SUPPLIED MATERIAL:
━━━━

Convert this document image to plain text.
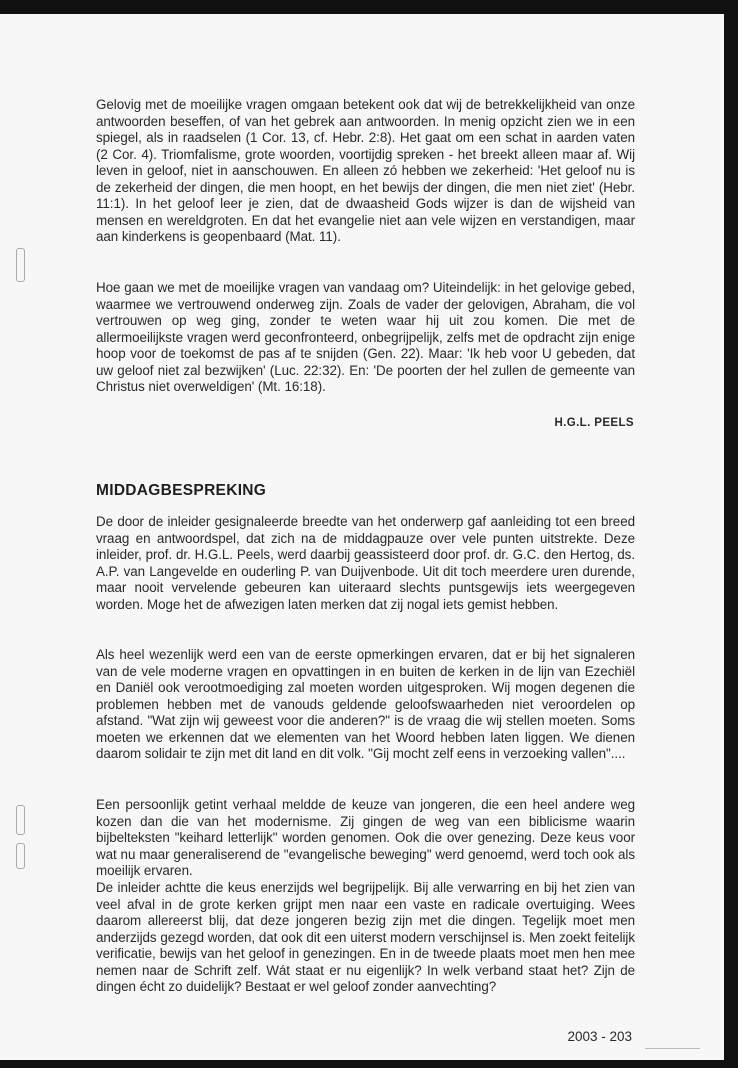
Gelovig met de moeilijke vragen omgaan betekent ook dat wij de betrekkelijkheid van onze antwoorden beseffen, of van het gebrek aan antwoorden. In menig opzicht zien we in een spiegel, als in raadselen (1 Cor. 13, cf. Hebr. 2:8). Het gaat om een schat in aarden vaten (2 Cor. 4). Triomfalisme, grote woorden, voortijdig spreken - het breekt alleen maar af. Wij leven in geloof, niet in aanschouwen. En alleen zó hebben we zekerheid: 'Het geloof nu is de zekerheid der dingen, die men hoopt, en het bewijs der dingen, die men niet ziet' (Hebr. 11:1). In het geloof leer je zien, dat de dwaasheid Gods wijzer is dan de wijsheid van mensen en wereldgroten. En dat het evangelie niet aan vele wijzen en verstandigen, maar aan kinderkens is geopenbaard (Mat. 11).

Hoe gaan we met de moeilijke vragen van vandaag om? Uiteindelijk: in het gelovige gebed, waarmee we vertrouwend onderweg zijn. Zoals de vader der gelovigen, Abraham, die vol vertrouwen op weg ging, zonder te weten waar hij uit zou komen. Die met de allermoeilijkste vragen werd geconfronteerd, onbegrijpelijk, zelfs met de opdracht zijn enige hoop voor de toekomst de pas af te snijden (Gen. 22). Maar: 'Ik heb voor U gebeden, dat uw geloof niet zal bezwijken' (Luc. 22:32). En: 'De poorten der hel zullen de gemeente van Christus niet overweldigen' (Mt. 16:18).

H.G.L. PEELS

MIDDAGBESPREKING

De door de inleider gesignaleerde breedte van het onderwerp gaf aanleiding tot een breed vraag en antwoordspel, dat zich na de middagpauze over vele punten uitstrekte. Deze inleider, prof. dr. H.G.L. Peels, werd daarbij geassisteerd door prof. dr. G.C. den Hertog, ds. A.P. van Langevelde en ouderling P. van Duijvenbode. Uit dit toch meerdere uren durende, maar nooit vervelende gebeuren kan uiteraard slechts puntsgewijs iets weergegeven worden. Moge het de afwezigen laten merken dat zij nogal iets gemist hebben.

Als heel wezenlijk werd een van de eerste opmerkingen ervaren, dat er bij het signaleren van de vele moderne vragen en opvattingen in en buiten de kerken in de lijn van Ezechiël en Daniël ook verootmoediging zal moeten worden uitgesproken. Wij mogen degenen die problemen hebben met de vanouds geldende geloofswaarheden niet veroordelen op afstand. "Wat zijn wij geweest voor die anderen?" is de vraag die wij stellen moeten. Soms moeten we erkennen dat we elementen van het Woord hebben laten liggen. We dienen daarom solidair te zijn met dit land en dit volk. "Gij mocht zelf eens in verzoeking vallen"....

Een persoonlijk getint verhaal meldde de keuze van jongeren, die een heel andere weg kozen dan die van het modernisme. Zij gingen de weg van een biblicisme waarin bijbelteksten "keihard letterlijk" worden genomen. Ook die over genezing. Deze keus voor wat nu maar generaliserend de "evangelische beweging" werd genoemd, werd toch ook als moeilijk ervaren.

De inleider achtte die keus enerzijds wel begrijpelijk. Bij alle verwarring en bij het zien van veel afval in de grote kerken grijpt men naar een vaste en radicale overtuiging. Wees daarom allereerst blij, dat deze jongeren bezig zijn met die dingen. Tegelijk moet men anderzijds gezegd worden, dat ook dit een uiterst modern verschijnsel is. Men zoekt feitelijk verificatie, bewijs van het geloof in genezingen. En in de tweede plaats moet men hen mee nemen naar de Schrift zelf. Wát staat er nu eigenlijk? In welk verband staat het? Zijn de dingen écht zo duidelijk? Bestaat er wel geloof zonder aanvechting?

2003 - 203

━━━━

The listing should be transcribed in full, exactly, and without its pictures.

SOLUTION TO THE PROBLEM:
Convert this document image to plain text.
Gelovig met de moeilijke vragen omgaan betekent ook dat wij de betrekkelijkheid van onze antwoorden beseffen, of van het gebrek aan antwoorden. In menig opzicht zien we in een spiegel, als in raadselen (1 Cor. 13, cf. Hebr. 2:8). Het gaat om een schat in aarden vaten (2 Cor. 4). Triomfalisme, grote woorden, voortijdig spreken - het breekt alleen maar af. Wij leven in geloof, niet in aanschouwen. En alleen zó hebben we zekerheid: 'Het geloof nu is de zekerheid der dingen, die men hoopt, en het bewijs der dingen, die men niet ziet' (Hebr. 11:1). In het geloof leer je zien, dat de dwaasheid Gods wijzer is dan de wijsheid van mensen en wereldgroten. En dat het evangelie niet aan vele wijzen en verstandigen, maar aan kinderkens is geopenbaard (Mat. 11).

Hoe gaan we met de moeilijke vragen van vandaag om? Uiteindelijk: in het gelovige gebed, waarmee we vertrouwend onderweg zijn. Zoals de vader der gelovigen, Abraham, die vol vertrouwen op weg ging, zonder te weten waar hij uit zou komen. Die met de allermoeilijkste vragen werd geconfronteerd, onbegrijpelijk, zelfs met de opdracht zijn enige hoop voor de toekomst de pas af te snijden (Gen. 22). Maar: 'Ik heb voor U gebeden, dat uw geloof niet zal bezwijken' (Luc. 22:32). En: 'De poorten der hel zullen de gemeente van Christus niet overweldigen' (Mt. 16:18).

H.G.L. PEELS

MIDDAGBESPREKING

De door de inleider gesignaleerde breedte van het onderwerp gaf aanleiding tot een breed vraag en antwoordspel, dat zich na de middagpauze over vele punten uitstrekte. Deze inleider, prof. dr. H.G.L. Peels, werd daarbij geassisteerd door prof. dr. G.C. den Hertog, ds. A.P. van Langevelde en ouderling P. van Duijvenbode. Uit dit toch meerdere uren durende, maar nooit vervelende gebeuren kan uiteraard slechts puntsgewijs iets weergegeven worden. Moge het de afwezigen laten merken dat zij nogal iets gemist hebben.

Als heel wezenlijk werd een van de eerste opmerkingen ervaren, dat er bij het signaleren van de vele moderne vragen en opvattingen in en buiten de kerken in de lijn van Ezechiël en Daniël ook verootmoediging zal moeten worden uitgesproken. Wij mogen degenen die problemen hebben met de vanouds geldende geloofswaarheden niet veroordelen op afstand. "Wat zijn wij geweest voor die anderen?" is de vraag die wij stellen moeten. Soms moeten we erkennen dat we elementen van het Woord hebben laten liggen. We dienen daarom solidair te zijn met dit land en dit volk. "Gij mocht zelf eens in verzoeking vallen"....

Een persoonlijk getint verhaal meldde de keuze van jongeren, die een heel andere weg kozen dan die van het modernisme. Zij gingen de weg van een biblicisme waarin bijbelteksten "keihard letterlijk" worden genomen. Ook die over genezing. Deze keus voor wat nu maar generaliserend de "evangelische beweging" werd genoemd, werd toch ook als moeilijk ervaren.

De inleider achtte die keus enerzijds wel begrijpelijk. Bij alle verwarring en bij het zien van veel afval in de grote kerken grijpt men naar een vaste en radicale overtuiging. Wees daarom allereerst blij, dat deze jongeren bezig zijn met die dingen. Tegelijk moet men anderzijds gezegd worden, dat ook dit een uiterst modern verschijnsel is. Men zoekt feitelijk verificatie, bewijs van het geloof in genezingen. En in de tweede plaats moet men hen mee nemen naar de Schrift zelf. Wát staat er nu eigenlijk? In welk verband staat het? Zijn de dingen écht zo duidelijk? Bestaat er wel geloof zonder aanvechting?

2003 - 203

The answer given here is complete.